→ **What is needed**:
Print the records below word for word, but leave out the pictures.

== Stored data

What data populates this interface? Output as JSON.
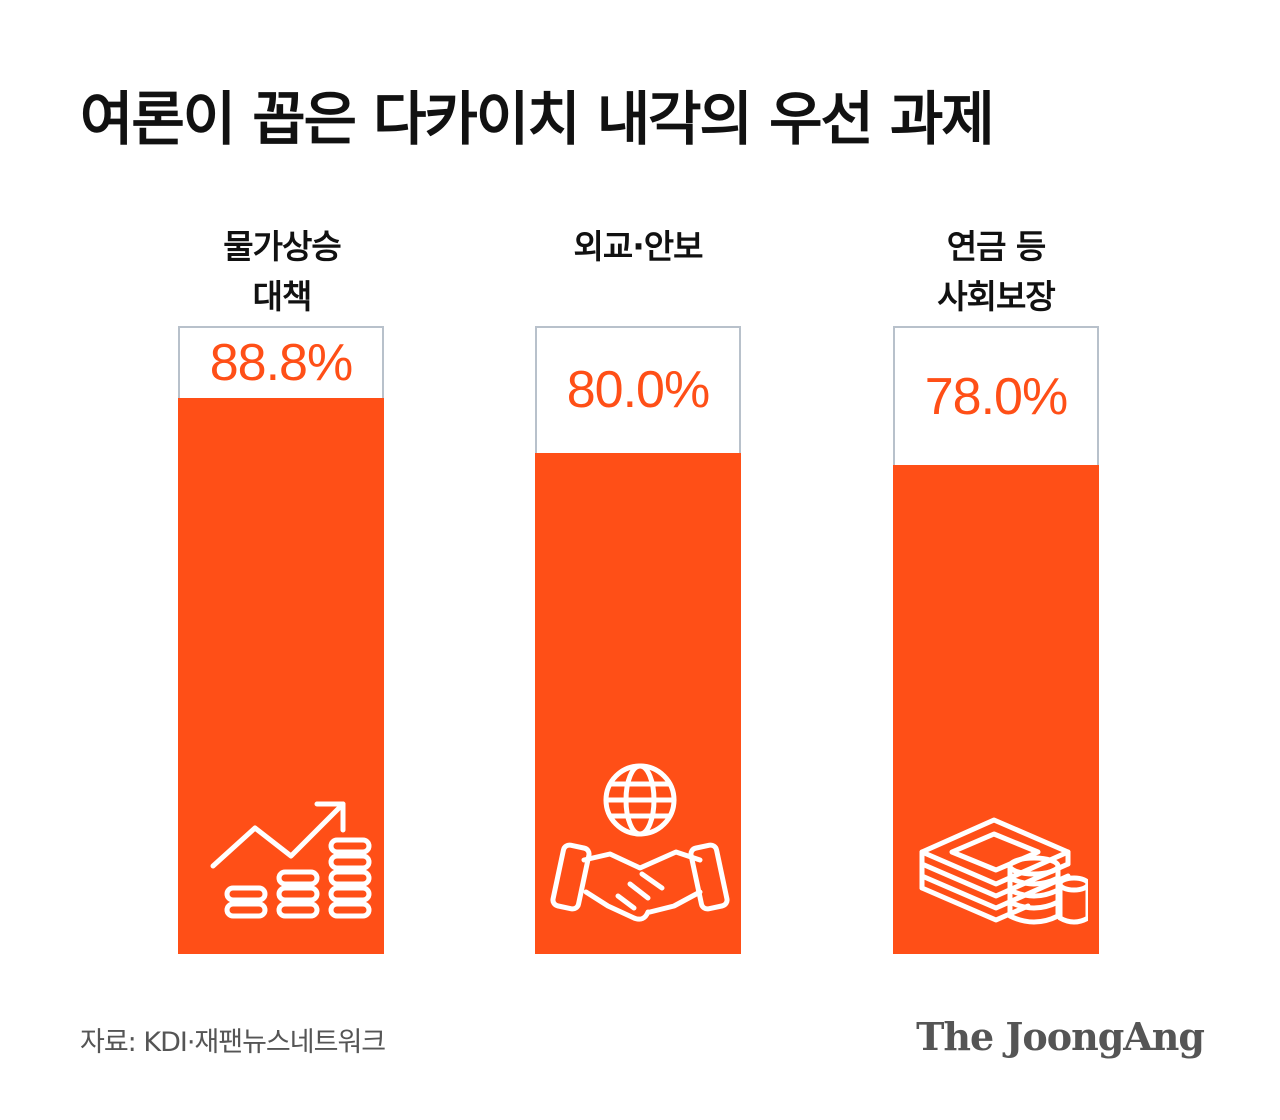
{
  "title": "여론이 꼽은 다카이치 내각의 우선 과제",
  "chart_data": {
    "type": "bar",
    "categories": [
      "물가상승\n대책",
      "외교·안보",
      "연금 등\n사회보장"
    ],
    "values": [
      88.8,
      80.0,
      78.0
    ],
    "value_labels": [
      "88.8%",
      "80.0%",
      "78.0%"
    ],
    "ylim": [
      0,
      100
    ],
    "icons": [
      "rising-chart-coins-icon",
      "globe-handshake-icon",
      "cash-stack-coins-icon"
    ],
    "colors": {
      "bar": "#ff4f17",
      "frame": "#b8c1cb",
      "value_text": "#ff4f17"
    }
  },
  "footer": {
    "source": "자료: KDI·재팬뉴스네트워크",
    "brand": "The JoongAng"
  }
}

====

→ **Final answer**:
What data populates this interface? Output as JSON.
{
  "title": "여론이 꼽은 다카이치 내각의 우선 과제",
  "chart_data": {
    "type": "bar",
    "categories": [
      "물가상승\n대책",
      "외교·안보",
      "연금 등\n사회보장"
    ],
    "values": [
      88.8,
      80.0,
      78.0
    ],
    "value_labels": [
      "88.8%",
      "80.0%",
      "78.0%"
    ],
    "ylim": [
      0,
      100
    ],
    "icons": [
      "rising-chart-coins-icon",
      "globe-handshake-icon",
      "cash-stack-coins-icon"
    ],
    "colors": {
      "bar": "#ff4f17",
      "frame": "#b8c1cb",
      "value_text": "#ff4f17"
    }
  },
  "footer": {
    "source": "자료: KDI·재팬뉴스네트워크",
    "brand": "The JoongAng"
  }
}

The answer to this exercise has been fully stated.